## EXERCISE REQUIREMENTS
Each line below that contains "this" counts once; report the total and nothing more.

## RECORDED INFORMATION
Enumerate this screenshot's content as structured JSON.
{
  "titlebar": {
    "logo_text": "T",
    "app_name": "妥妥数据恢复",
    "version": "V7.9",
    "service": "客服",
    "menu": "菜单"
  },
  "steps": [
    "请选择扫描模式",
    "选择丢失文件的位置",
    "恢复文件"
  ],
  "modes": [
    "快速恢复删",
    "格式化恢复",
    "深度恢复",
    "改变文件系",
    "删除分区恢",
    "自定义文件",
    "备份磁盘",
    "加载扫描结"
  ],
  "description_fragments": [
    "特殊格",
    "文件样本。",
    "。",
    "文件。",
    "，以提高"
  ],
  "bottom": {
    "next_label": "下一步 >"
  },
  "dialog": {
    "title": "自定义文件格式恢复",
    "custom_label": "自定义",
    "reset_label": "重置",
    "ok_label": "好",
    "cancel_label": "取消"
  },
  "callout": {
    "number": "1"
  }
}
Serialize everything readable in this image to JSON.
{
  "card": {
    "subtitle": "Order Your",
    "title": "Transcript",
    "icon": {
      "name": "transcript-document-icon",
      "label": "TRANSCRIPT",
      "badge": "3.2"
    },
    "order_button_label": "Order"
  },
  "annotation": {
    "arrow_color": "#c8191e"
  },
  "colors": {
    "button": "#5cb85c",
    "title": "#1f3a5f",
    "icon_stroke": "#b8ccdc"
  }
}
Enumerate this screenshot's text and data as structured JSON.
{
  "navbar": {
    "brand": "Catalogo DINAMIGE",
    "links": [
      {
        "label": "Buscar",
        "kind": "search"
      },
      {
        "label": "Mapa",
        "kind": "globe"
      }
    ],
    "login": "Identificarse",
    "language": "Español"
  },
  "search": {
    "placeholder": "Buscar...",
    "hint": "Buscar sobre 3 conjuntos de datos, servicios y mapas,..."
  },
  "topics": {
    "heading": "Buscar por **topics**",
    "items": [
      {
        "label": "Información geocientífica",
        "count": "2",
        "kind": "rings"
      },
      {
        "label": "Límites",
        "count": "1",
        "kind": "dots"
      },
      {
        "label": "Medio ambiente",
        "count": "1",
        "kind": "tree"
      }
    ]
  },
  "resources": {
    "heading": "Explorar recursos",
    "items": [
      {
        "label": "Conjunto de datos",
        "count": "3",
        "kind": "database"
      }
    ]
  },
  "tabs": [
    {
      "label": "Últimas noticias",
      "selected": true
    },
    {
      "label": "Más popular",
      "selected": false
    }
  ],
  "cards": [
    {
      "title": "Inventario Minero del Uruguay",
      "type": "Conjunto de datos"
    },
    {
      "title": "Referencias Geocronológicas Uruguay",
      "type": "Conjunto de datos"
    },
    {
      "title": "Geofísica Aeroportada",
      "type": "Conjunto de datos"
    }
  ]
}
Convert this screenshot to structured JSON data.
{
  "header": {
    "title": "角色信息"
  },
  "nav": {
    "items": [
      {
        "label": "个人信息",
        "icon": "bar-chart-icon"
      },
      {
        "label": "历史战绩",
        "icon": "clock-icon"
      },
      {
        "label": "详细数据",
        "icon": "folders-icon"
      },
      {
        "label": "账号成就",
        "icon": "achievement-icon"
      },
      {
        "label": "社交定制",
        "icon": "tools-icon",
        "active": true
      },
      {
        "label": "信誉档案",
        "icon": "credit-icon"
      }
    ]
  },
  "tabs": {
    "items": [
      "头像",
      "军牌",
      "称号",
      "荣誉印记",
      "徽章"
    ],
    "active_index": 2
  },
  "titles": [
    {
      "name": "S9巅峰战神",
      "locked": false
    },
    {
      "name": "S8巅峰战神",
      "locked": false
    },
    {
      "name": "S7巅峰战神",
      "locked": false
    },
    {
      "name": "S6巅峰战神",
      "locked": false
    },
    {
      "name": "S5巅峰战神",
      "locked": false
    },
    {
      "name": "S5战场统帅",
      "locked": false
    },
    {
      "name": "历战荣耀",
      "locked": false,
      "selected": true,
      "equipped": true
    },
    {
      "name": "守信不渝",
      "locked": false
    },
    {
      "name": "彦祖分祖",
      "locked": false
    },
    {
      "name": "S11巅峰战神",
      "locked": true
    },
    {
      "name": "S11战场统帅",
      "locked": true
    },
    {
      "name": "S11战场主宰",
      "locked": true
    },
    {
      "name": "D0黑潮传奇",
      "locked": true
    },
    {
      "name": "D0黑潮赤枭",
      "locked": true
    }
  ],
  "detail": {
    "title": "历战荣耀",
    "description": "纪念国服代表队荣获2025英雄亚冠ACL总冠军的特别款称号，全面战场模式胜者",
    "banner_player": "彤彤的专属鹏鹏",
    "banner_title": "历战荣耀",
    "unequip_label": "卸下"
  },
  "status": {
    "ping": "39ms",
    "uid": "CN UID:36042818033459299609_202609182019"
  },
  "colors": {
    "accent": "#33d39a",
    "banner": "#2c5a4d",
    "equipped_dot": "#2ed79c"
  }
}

## TASK OUTPUT
4